BRIEF - Copy out all the records, word for word.

# Start of SUPPLIED RECORDS

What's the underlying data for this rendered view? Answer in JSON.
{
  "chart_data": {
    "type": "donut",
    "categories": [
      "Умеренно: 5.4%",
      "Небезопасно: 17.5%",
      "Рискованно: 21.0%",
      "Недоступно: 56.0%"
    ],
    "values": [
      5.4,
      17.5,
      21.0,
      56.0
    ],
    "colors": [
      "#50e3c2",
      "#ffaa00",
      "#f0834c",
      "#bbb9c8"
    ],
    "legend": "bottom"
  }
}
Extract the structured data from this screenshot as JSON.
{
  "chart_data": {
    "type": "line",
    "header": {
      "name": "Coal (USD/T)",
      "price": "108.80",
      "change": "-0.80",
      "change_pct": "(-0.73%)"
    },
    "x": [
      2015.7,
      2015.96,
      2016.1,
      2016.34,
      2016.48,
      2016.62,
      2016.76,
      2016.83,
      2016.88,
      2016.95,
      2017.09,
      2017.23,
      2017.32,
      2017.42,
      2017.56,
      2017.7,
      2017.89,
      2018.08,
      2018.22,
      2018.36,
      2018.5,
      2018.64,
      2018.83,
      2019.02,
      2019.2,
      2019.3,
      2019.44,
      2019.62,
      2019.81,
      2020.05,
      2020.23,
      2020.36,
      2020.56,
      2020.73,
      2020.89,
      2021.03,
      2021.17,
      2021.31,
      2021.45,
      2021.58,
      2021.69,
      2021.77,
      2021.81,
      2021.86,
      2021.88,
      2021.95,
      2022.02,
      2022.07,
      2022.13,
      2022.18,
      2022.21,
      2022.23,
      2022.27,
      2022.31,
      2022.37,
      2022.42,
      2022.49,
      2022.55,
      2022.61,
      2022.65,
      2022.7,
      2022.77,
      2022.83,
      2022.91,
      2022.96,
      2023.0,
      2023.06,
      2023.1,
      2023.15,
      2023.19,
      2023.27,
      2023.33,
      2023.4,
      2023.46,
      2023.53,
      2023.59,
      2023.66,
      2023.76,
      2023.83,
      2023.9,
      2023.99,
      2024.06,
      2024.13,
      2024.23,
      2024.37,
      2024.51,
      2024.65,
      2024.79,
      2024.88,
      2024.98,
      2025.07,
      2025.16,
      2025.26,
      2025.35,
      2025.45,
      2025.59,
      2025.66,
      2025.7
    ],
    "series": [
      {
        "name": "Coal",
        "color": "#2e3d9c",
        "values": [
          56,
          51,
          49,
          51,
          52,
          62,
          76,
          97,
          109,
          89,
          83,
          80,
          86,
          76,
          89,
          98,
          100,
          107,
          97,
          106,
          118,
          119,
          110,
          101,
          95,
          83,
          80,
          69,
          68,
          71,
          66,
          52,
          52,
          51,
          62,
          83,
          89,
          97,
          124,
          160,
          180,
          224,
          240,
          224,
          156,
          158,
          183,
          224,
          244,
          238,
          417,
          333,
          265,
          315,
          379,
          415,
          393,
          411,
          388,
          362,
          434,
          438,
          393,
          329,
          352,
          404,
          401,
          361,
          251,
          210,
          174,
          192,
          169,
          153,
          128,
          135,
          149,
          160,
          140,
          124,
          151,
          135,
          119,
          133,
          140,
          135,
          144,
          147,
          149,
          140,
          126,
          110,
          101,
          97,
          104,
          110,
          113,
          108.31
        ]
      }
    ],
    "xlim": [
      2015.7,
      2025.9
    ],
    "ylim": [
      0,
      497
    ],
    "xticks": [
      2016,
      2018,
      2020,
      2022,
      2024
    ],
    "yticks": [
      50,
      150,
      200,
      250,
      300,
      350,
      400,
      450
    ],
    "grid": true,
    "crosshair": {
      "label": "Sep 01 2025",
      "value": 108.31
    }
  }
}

# End of SUPPLIED RECORDS

WORKED SOLUTION -
What's the underlying data for this rendered view? Answer in JSON.
{
  "chart_data": {
    "type": "donut",
    "categories": [
      "Умеренно: 5.4%",
      "Небезопасно: 17.5%",
      "Рискованно: 21.0%",
      "Недоступно: 56.0%"
    ],
    "values": [
      5.4,
      17.5,
      21.0,
      56.0
    ],
    "colors": [
      "#50e3c2",
      "#ffaa00",
      "#f0834c",
      "#bbb9c8"
    ],
    "legend": "bottom"
  }
}
Extract the structured data from this screenshot as JSON.
{
  "chart_data": {
    "type": "line",
    "header": {
      "name": "Coal (USD/T)",
      "price": "108.80",
      "change": "-0.80",
      "change_pct": "(-0.73%)"
    },
    "x": [
      2015.7,
      2015.96,
      2016.1,
      2016.34,
      2016.48,
      2016.62,
      2016.76,
      2016.83,
      2016.88,
      2016.95,
      2017.09,
      2017.23,
      2017.32,
      2017.42,
      2017.56,
      2017.7,
      2017.89,
      2018.08,
      2018.22,
      2018.36,
      2018.5,
      2018.64,
      2018.83,
      2019.02,
      2019.2,
      2019.3,
      2019.44,
      2019.62,
      2019.81,
      2020.05,
      2020.23,
      2020.36,
      2020.56,
      2020.73,
      2020.89,
      2021.03,
      2021.17,
      2021.31,
      2021.45,
      2021.58,
      2021.69,
      2021.77,
      2021.81,
      2021.86,
      2021.88,
      2021.95,
      2022.02,
      2022.07,
      2022.13,
      2022.18,
      2022.21,
      2022.23,
      2022.27,
      2022.31,
      2022.37,
      2022.42,
      2022.49,
      2022.55,
      2022.61,
      2022.65,
      2022.7,
      2022.77,
      2022.83,
      2022.91,
      2022.96,
      2023.0,
      2023.06,
      2023.1,
      2023.15,
      2023.19,
      2023.27,
      2023.33,
      2023.4,
      2023.46,
      2023.53,
      2023.59,
      2023.66,
      2023.76,
      2023.83,
      2023.9,
      2023.99,
      2024.06,
      2024.13,
      2024.23,
      2024.37,
      2024.51,
      2024.65,
      2024.79,
      2024.88,
      2024.98,
      2025.07,
      2025.16,
      2025.26,
      2025.35,
      2025.45,
      2025.59,
      2025.66,
      2025.7
    ],
    "series": [
      {
        "name": "Coal",
        "color": "#2e3d9c",
        "values": [
          56,
          51,
          49,
          51,
          52,
          62,
          76,
          97,
          109,
          89,
          83,
          80,
          86,
          76,
          89,
          98,
          100,
          107,
          97,
          106,
          118,
          119,
          110,
          101,
          95,
          83,
          80,
          69,
          68,
          71,
          66,
          52,
          52,
          51,
          62,
          83,
          89,
          97,
          124,
          160,
          180,
          224,
          240,
          224,
          156,
          158,
          183,
          224,
          244,
          238,
          417,
          333,
          265,
          315,
          379,
          415,
          393,
          411,
          388,
          362,
          434,
          438,
          393,
          329,
          352,
          404,
          401,
          361,
          251,
          210,
          174,
          192,
          169,
          153,
          128,
          135,
          149,
          160,
          140,
          124,
          151,
          135,
          119,
          133,
          140,
          135,
          144,
          147,
          149,
          140,
          126,
          110,
          101,
          97,
          104,
          110,
          113,
          108.31
        ]
      }
    ],
    "xlim": [
      2015.7,
      2025.9
    ],
    "ylim": [
      0,
      497
    ],
    "xticks": [
      2016,
      2018,
      2020,
      2022,
      2024
    ],
    "yticks": [
      50,
      150,
      200,
      250,
      300,
      350,
      400,
      450
    ],
    "grid": true,
    "crosshair": {
      "label": "Sep 01 2025",
      "value": 108.31
    }
  }
}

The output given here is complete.